REQUIRED WORK
Leaving the pictures aside, transcribe every line below exactly.

INPUT ROWS
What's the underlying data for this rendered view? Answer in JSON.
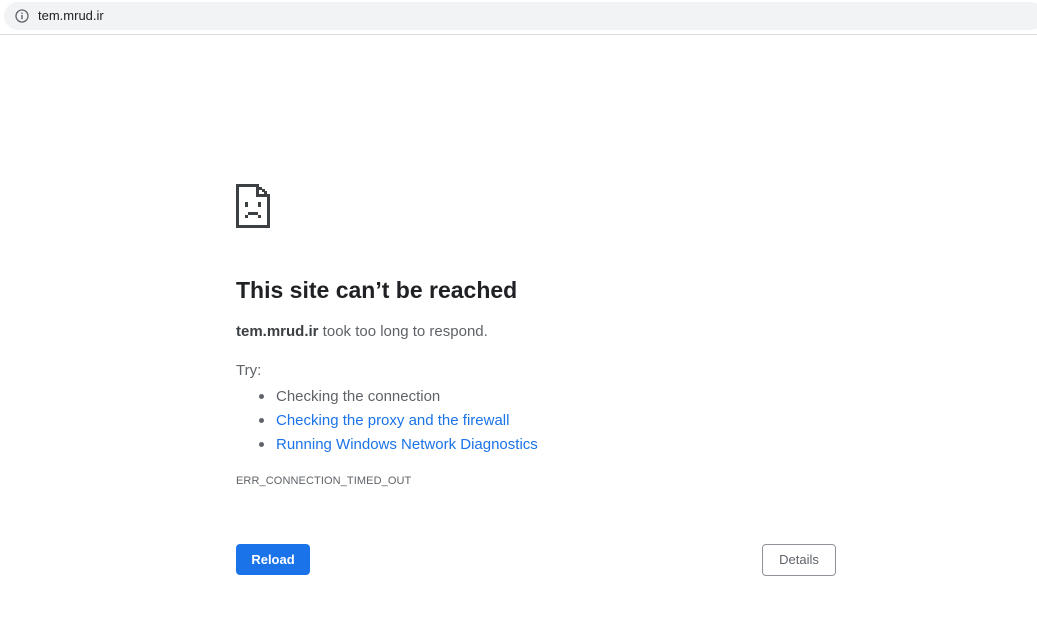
{
  "browser": {
    "url": "tem.mrud.ir",
    "info_icon": "info-icon"
  },
  "error_page": {
    "icon": "sad-document-icon",
    "heading": "This site can’t be reached",
    "host": "tem.mrud.ir",
    "description_rest": " took too long to respond.",
    "try_label": "Try:",
    "suggestions": [
      {
        "label": "Checking the connection",
        "is_link": false
      },
      {
        "label": "Checking the proxy and the firewall",
        "is_link": true
      },
      {
        "label": "Running Windows Network Diagnostics",
        "is_link": true
      }
    ],
    "error_code": "ERR_CONNECTION_TIMED_OUT",
    "reload_label": "Reload",
    "details_label": "Details"
  },
  "colors": {
    "primary": "#1a73e8",
    "text_dark": "#202124",
    "text_secondary": "#5f6368",
    "omnibox_bg": "#f1f3f4"
  }
}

FINISHED ANSWER
What's the underlying data for this rendered view? Answer in JSON.
{
  "browser": {
    "url": "tem.mrud.ir",
    "info_icon": "info-icon"
  },
  "error_page": {
    "icon": "sad-document-icon",
    "heading": "This site can’t be reached",
    "host": "tem.mrud.ir",
    "description_rest": " took too long to respond.",
    "try_label": "Try:",
    "suggestions": [
      {
        "label": "Checking the connection",
        "is_link": false
      },
      {
        "label": "Checking the proxy and the firewall",
        "is_link": true
      },
      {
        "label": "Running Windows Network Diagnostics",
        "is_link": true
      }
    ],
    "error_code": "ERR_CONNECTION_TIMED_OUT",
    "reload_label": "Reload",
    "details_label": "Details"
  },
  "colors": {
    "primary": "#1a73e8",
    "text_dark": "#202124",
    "text_secondary": "#5f6368",
    "omnibox_bg": "#f1f3f4"
  }
}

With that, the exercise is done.